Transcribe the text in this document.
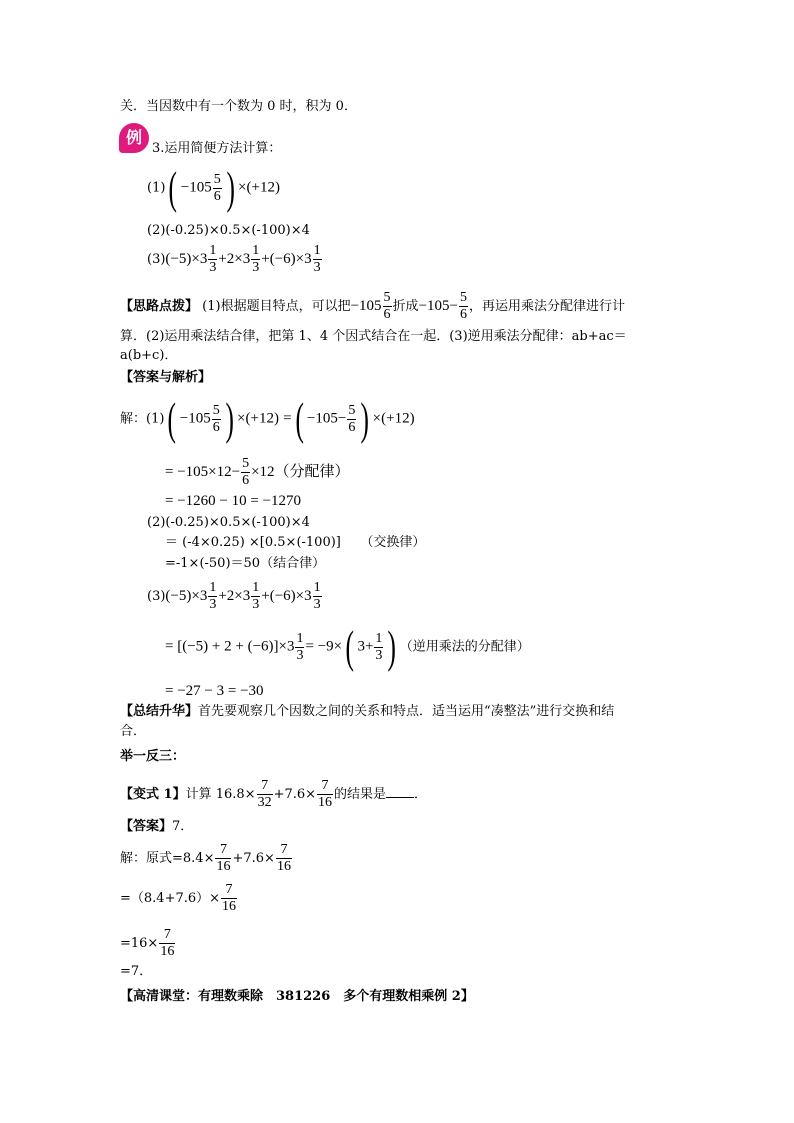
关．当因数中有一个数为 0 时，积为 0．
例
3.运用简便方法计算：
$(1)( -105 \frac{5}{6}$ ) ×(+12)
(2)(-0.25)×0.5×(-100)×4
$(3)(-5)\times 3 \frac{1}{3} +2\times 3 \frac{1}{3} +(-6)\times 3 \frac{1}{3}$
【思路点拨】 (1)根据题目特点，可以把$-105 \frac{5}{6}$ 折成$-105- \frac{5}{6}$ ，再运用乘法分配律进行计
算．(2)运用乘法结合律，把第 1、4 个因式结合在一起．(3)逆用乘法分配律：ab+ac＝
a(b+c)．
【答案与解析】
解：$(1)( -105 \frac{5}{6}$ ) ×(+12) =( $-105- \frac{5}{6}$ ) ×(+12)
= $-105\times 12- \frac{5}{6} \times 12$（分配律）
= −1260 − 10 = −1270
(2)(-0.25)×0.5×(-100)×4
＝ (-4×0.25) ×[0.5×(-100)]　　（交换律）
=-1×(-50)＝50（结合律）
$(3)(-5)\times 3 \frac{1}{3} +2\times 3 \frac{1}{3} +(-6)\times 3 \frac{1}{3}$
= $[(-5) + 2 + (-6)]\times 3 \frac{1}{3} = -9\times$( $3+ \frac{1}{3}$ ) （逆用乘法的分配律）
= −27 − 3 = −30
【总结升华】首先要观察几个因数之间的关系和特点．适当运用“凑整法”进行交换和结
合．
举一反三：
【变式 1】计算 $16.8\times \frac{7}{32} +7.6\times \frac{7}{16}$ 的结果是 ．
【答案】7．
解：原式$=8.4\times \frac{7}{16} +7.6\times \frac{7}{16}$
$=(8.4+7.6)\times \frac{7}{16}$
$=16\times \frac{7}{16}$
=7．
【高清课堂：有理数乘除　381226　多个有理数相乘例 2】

* * *

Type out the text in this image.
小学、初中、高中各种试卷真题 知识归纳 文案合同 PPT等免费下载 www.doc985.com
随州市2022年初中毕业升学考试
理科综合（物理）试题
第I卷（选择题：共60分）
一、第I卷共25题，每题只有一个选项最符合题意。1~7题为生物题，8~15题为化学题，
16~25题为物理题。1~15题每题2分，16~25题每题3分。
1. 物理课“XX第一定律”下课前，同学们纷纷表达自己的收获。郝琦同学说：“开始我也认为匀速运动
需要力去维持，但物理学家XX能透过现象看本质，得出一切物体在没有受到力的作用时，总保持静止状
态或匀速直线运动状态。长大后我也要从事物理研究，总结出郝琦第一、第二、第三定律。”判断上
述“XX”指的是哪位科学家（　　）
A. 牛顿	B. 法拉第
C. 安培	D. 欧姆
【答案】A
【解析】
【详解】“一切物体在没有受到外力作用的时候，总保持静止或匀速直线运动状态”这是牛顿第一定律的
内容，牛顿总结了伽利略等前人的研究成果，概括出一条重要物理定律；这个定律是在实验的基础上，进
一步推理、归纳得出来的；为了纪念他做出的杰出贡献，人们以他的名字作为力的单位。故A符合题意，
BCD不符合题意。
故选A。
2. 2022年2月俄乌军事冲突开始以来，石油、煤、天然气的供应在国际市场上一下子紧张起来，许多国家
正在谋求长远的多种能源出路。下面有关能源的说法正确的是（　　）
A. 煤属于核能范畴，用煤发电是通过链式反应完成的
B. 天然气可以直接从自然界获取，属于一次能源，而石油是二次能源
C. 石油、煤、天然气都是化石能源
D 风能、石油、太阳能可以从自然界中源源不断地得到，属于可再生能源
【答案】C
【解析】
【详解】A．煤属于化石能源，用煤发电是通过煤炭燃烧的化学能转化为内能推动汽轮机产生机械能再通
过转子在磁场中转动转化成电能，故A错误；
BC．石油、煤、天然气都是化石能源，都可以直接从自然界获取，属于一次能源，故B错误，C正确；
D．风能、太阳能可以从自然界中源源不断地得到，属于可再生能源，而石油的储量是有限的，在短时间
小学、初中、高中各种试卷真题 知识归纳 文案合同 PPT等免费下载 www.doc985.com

● **Task**: Gather and copy every line of the data in which the string "frac" is found.

● **Task answer**:
$(1)( -105 \frac{5}{6}$ ) ×(+12)
$(3)(-5)\times 3 \frac{1}{3} +2\times 3 \frac{1}{3} +(-6)\times 3 \frac{1}{3}$
【思路点拨】 (1)根据题目特点，可以把$-105 \frac{5}{6}$ 折成$-105- \frac{5}{6}$ ，再运用乘法分配律进行计
解：$(1)( -105 \frac{5}{6}$ ) ×(+12) =( $-105- \frac{5}{6}$ ) ×(+12)
= $-105\times 12- \frac{5}{6} \times 12$（分配律）
$(3)(-5)\times 3 \frac{1}{3} +2\times 3 \frac{1}{3} +(-6)\times 3 \frac{1}{3}$
= $[(-5) + 2 + (-6)]\times 3 \frac{1}{3} = -9\times$( $3+ \frac{1}{3}$ ) （逆用乘法的分配律）
【变式 1】计算 $16.8\times \frac{7}{32} +7.6\times \frac{7}{16}$ 的结果是 ．
解：原式$=8.4\times \frac{7}{16} +7.6\times \frac{7}{16}$
$=(8.4+7.6)\times \frac{7}{16}$
$=16\times \frac{7}{16}$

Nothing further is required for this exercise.